-- DATA SUPPLIED start --

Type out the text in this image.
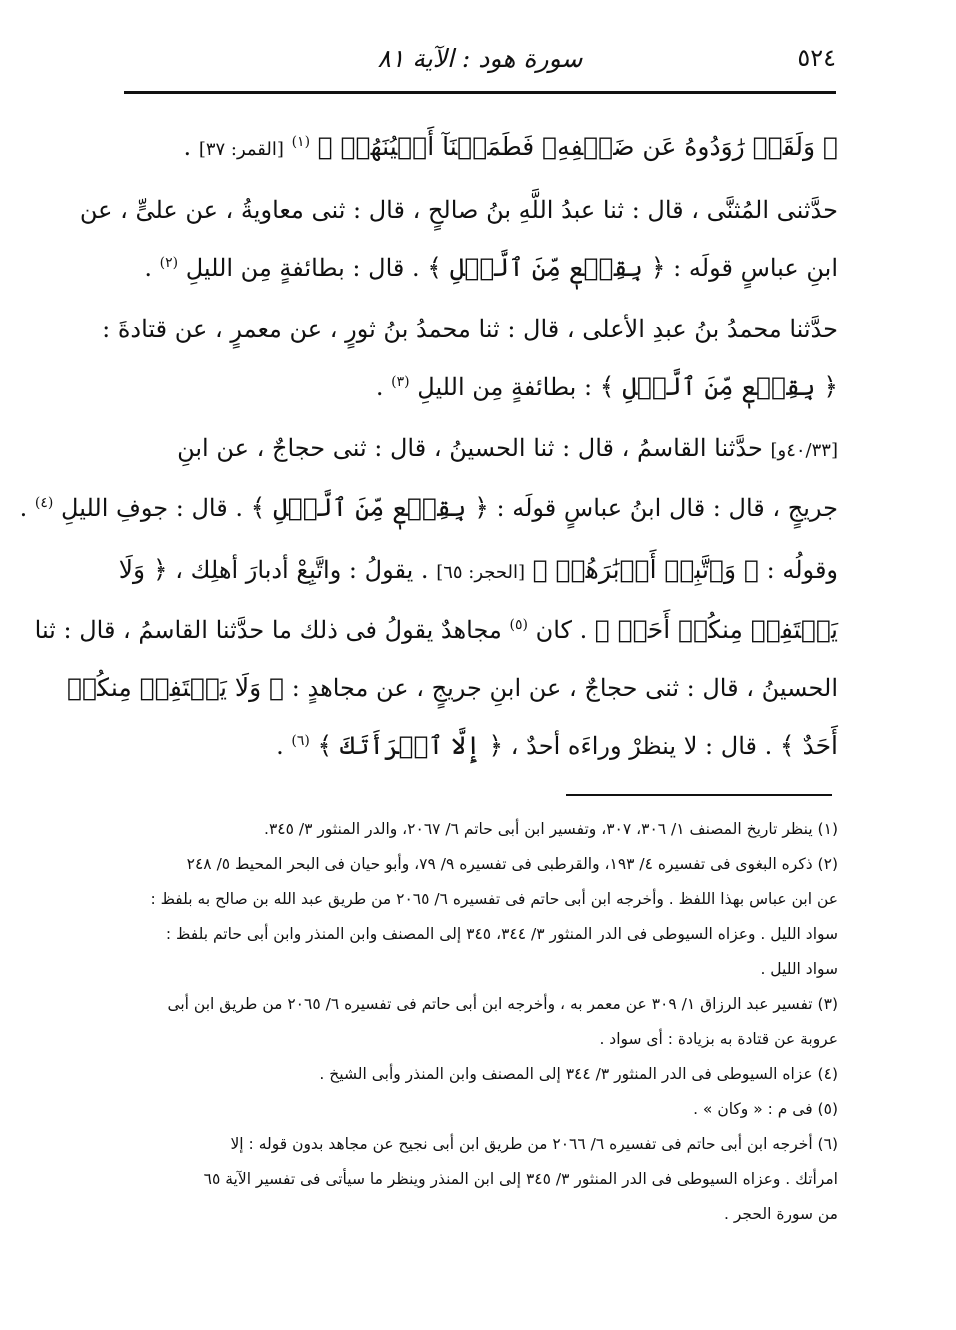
٥٢٤
سورة هود : الآية ٨١

﴿ وَلَقَدۡ رَٰوَدُوهُ عَن ضَيۡفِهِۦ فَطَمَسۡنَآ أَعۡيُنَهُمۡ ﴾ $^{(١)}$ [القمر: ٣٧] .

حدَّثنى المُثنَّى ، قال : ثنا عبدُ اللَّهِ بنُ صالحٍ ، قال : ثنى معاويةُ ، عن علىٍّ ، عن
ابنِ عباسٍ قولَه : ﴿ بِقِطۡعٖ مِّنَ ٱلَّيۡلِ ﴾ . قال : بطائفةٍ مِن الليلِ $^{(٢)}$ .

حدَّثنا محمدُ بنُ عبدِ الأعلى ، قال : ثنا محمدُ بنُ ثورٍ ، عن معمرٍ ، عن قتادةَ :
﴿ بِقِطۡعٖ مِّنَ ٱلَّيۡلِ ﴾ : بطائفةٍ مِن الليلِ $^{(٣)}$ .

[٤٠/٣٣و] حدَّثنا القاسمُ ، قال : ثنا الحسينُ ، قال : ثنى حجاجٌ ، عن ابنِ
جريجٍ ، قال : قال ابنُ عباسٍ قولَه : ﴿ بِقِطۡعٖ مِّنَ ٱلَّيۡلِ ﴾ . قال : جوفِ الليلِ $^{(٤)}$ .

وقولُه : ﴿ وَٱتَّبِعۡ أَدۡبَٰرَهُمۡ ﴾ [الحجر: ٦٥] . يقولُ : واتَّبِعْ أدبارَ أهلِك ، ﴿ وَلَا
يَلۡتَفِتۡ مِنكُمۡ أَحَدٞ ﴾ . كان $^{(٥)}$ مجاهدٌ يقولُ فى ذلك ما حدَّثنا القاسمُ ، قال : ثنا
الحسينُ ، قال : ثنى حجاجٌ ، عن ابنِ جريجٍ ، عن مجاهدٍ : ﴿ وَلَا يَلۡتَفِتۡ مِنكُمۡ
أَحَدٌ ﴾ . قال : لا ينظرْ وراءَه أحدٌ ، ﴿ إِلَّا ٱمۡرَأَتَكَ ﴾ $^{(٦)}$ .

(١) ينظر تاريخ المصنف ١/ ٣٠٦، ٣٠٧، وتفسير ابن أبى حاتم ٦/ ٢٠٦٧، والدر المنثور ٣/ ٣٤٥.

(٢) ذكره البغوى فى تفسيره ٤/ ١٩٣، والقرطبى فى تفسيره ٩/ ٧٩، وأبو حيان فى البحر المحيط ٥/ ٢٤٨
عن ابن عباس بهذا اللفظ . وأخرجه ابن أبى حاتم فى تفسيره ٦/ ٢٠٦٥ من طريق عبد الله بن صالح به بلفظ :
سواد الليل . وعزاه السيوطى فى الدر المنثور ٣/ ٣٤٤، ٣٤٥ إلى المصنف وابن المنذر وابن أبى حاتم بلفظ :
سواد الليل .

(٣) تفسير عبد الرزاق ١/ ٣٠٩ عن معمر به ، وأخرجه ابن أبى حاتم فى تفسيره ٦/ ٢٠٦٥ من طريق ابن أبى
عروبة عن قتادة به بزيادة : أى سواد .

(٤) عزاه السيوطى فى الدر المنثور ٣/ ٣٤٤ إلى المصنف وابن المنذر وأبى الشيخ .

(٥) فى م : « وكان » .

(٦) أخرجه ابن أبى حاتم فى تفسيره ٦/ ٢٠٦٦ من طريق ابن أبى نجيح عن مجاهد بدون قوله : إلا
امرأتك . وعزاه السيوطى فى الدر المنثور ٣/ ٣٤٥ إلى ابن المنذر وينظر ما سيأتى فى تفسير الآية ٦٥
من سورة الحجر .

-- DATA SUPPLIED end --

CHALLENGE
Copy out all the data exactly; skip the pictures.

CORRECT OUTPUT
Type out the text in this image.
٥٢٤
سورة هود : الآية ٨١

﴿ وَلَقَدۡ رَٰوَدُوهُ عَن ضَيۡفِهِۦ فَطَمَسۡنَآ أَعۡيُنَهُمۡ ﴾ $^{(١)}$ [القمر: ٣٧] .

حدَّثنى المُثنَّى ، قال : ثنا عبدُ اللَّهِ بنُ صالحٍ ، قال : ثنى معاويةُ ، عن علىٍّ ، عن
ابنِ عباسٍ قولَه : ﴿ بِقِطۡعٖ مِّنَ ٱلَّيۡلِ ﴾ . قال : بطائفةٍ مِن الليلِ $^{(٢)}$ .

حدَّثنا محمدُ بنُ عبدِ الأعلى ، قال : ثنا محمدُ بنُ ثورٍ ، عن معمرٍ ، عن قتادةَ :
﴿ بِقِطۡعٖ مِّنَ ٱلَّيۡلِ ﴾ : بطائفةٍ مِن الليلِ $^{(٣)}$ .

[٤٠/٣٣و] حدَّثنا القاسمُ ، قال : ثنا الحسينُ ، قال : ثنى حجاجٌ ، عن ابنِ
جريجٍ ، قال : قال ابنُ عباسٍ قولَه : ﴿ بِقِطۡعٖ مِّنَ ٱلَّيۡلِ ﴾ . قال : جوفِ الليلِ $^{(٤)}$ .

وقولُه : ﴿ وَٱتَّبِعۡ أَدۡبَٰرَهُمۡ ﴾ [الحجر: ٦٥] . يقولُ : واتَّبِعْ أدبارَ أهلِك ، ﴿ وَلَا
يَلۡتَفِتۡ مِنكُمۡ أَحَدٞ ﴾ . كان $^{(٥)}$ مجاهدٌ يقولُ فى ذلك ما حدَّثنا القاسمُ ، قال : ثنا
الحسينُ ، قال : ثنى حجاجٌ ، عن ابنِ جريجٍ ، عن مجاهدٍ : ﴿ وَلَا يَلۡتَفِتۡ مِنكُمۡ
أَحَدٌ ﴾ . قال : لا ينظرْ وراءَه أحدٌ ، ﴿ إِلَّا ٱمۡرَأَتَكَ ﴾ $^{(٦)}$ .

(١) ينظر تاريخ المصنف ١/ ٣٠٦، ٣٠٧، وتفسير ابن أبى حاتم ٦/ ٢٠٦٧، والدر المنثور ٣/ ٣٤٥.

(٢) ذكره البغوى فى تفسيره ٤/ ١٩٣، والقرطبى فى تفسيره ٩/ ٧٩، وأبو حيان فى البحر المحيط ٥/ ٢٤٨
عن ابن عباس بهذا اللفظ . وأخرجه ابن أبى حاتم فى تفسيره ٦/ ٢٠٦٥ من طريق عبد الله بن صالح به بلفظ :
سواد الليل . وعزاه السيوطى فى الدر المنثور ٣/ ٣٤٤، ٣٤٥ إلى المصنف وابن المنذر وابن أبى حاتم بلفظ :
سواد الليل .

(٣) تفسير عبد الرزاق ١/ ٣٠٩ عن معمر به ، وأخرجه ابن أبى حاتم فى تفسيره ٦/ ٢٠٦٥ من طريق ابن أبى
عروبة عن قتادة به بزيادة : أى سواد .

(٤) عزاه السيوطى فى الدر المنثور ٣/ ٣٤٤ إلى المصنف وابن المنذر وأبى الشيخ .

(٥) فى م : « وكان » .

(٦) أخرجه ابن أبى حاتم فى تفسيره ٦/ ٢٠٦٦ من طريق ابن أبى نجيح عن مجاهد بدون قوله : إلا
امرأتك . وعزاه السيوطى فى الدر المنثور ٣/ ٣٤٥ إلى ابن المنذر وينظر ما سيأتى فى تفسير الآية ٦٥
من سورة الحجر .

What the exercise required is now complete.